#### Stated exercise
Recast the listing below as a numbered list, beginning at the line that contains "localize each UI" and stopping after the line that contains "pencil-icon (37, 376, 69, 408)". Omit any blank lines.

--- BEGIN Stored rows ---

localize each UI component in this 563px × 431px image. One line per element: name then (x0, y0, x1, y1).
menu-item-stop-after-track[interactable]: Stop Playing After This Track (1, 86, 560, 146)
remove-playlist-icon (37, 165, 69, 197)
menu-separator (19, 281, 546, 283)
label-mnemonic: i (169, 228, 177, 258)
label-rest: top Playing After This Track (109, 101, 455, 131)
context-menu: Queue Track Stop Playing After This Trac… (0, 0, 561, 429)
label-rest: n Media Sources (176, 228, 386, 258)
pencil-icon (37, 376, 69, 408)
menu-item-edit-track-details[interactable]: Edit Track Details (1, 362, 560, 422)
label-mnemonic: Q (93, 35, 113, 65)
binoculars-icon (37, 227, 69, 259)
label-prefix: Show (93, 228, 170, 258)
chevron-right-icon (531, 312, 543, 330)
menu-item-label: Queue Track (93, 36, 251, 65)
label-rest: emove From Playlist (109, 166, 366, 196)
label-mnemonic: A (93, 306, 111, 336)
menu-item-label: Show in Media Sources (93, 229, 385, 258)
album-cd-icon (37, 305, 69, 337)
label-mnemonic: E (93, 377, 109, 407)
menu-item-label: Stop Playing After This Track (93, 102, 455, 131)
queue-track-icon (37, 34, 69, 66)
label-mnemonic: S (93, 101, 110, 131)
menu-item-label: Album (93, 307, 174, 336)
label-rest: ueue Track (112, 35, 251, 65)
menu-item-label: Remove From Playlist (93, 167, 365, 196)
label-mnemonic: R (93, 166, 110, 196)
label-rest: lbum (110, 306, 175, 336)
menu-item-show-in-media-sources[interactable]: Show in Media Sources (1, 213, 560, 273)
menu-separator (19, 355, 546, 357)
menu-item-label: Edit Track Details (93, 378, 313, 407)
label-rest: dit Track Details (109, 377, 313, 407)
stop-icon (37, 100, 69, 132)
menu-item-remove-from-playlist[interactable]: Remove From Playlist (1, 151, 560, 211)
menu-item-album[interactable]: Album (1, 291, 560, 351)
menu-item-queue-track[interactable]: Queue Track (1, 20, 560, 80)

--- END Stored rows ---
--- BEGIN Stored rows ---

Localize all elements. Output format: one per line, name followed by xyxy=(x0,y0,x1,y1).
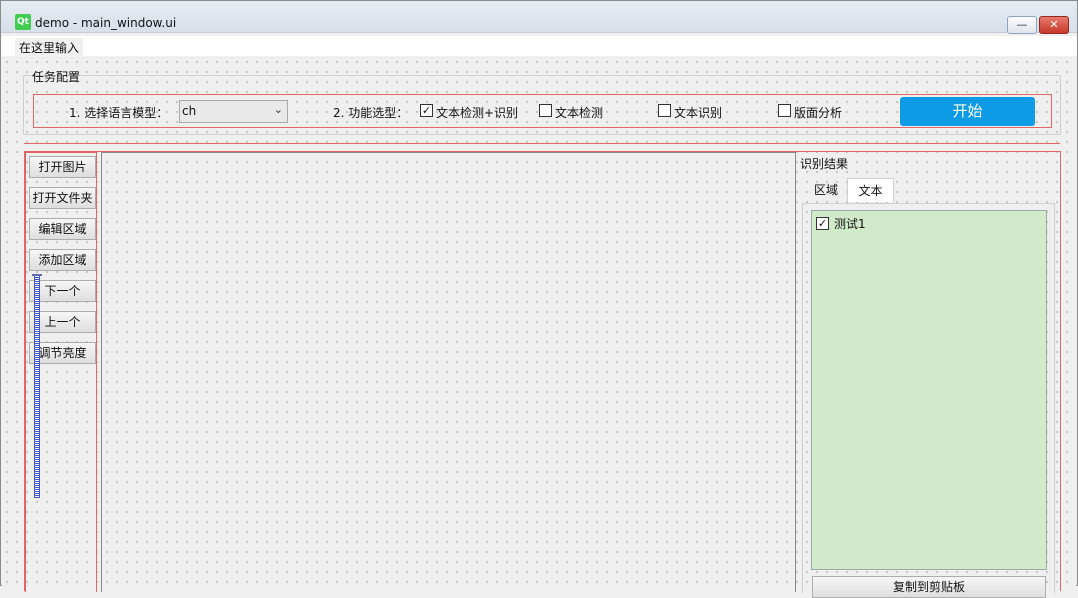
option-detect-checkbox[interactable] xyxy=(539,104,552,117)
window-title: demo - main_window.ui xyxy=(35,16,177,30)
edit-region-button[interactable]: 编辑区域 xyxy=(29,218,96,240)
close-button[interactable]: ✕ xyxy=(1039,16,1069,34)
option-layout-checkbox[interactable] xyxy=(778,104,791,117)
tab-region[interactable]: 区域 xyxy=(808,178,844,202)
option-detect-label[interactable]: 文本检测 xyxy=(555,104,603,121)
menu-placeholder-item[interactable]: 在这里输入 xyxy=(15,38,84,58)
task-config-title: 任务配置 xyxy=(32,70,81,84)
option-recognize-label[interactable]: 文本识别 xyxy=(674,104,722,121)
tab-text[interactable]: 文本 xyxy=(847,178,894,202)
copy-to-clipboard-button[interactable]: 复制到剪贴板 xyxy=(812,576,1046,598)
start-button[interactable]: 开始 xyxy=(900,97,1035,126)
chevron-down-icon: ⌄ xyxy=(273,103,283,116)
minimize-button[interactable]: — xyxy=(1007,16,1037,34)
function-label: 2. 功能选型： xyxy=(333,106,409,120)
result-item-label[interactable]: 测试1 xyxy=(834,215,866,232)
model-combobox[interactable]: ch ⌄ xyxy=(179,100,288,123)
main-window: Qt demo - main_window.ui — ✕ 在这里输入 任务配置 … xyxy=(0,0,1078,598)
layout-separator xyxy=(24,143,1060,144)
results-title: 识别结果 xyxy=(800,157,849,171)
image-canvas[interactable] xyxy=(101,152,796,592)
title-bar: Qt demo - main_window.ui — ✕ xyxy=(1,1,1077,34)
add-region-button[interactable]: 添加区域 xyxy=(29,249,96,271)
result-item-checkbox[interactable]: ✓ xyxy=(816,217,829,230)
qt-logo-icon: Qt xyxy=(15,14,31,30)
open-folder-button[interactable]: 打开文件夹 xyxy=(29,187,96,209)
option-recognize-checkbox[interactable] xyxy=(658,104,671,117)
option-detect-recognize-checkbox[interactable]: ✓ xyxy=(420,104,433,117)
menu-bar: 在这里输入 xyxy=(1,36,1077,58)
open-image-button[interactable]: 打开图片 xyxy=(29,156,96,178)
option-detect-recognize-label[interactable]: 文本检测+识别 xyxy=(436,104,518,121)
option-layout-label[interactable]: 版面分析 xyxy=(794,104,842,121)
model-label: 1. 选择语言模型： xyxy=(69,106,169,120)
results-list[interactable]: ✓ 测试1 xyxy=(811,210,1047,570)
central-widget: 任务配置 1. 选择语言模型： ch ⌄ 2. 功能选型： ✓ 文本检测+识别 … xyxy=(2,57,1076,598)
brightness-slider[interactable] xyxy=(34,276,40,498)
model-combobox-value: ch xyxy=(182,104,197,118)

--- END Stored rows ---

#### Answer below
1. localize each UI component in this 563px × 431px image. One line per element: name then (x0, y0, x1, y1).
2. menu-item-stop-after-track[interactable]: Stop Playing After This Track (1, 86, 560, 146)
3. remove-playlist-icon (37, 165, 69, 197)
4. menu-separator (19, 281, 546, 283)
5. label-mnemonic: i (169, 228, 177, 258)
6. label-rest: top Playing After This Track (109, 101, 455, 131)
7. context-menu: Queue Track Stop Playing After This Trac… (0, 0, 561, 429)
8. label-rest: n Media Sources (176, 228, 386, 258)
9. pencil-icon (37, 376, 69, 408)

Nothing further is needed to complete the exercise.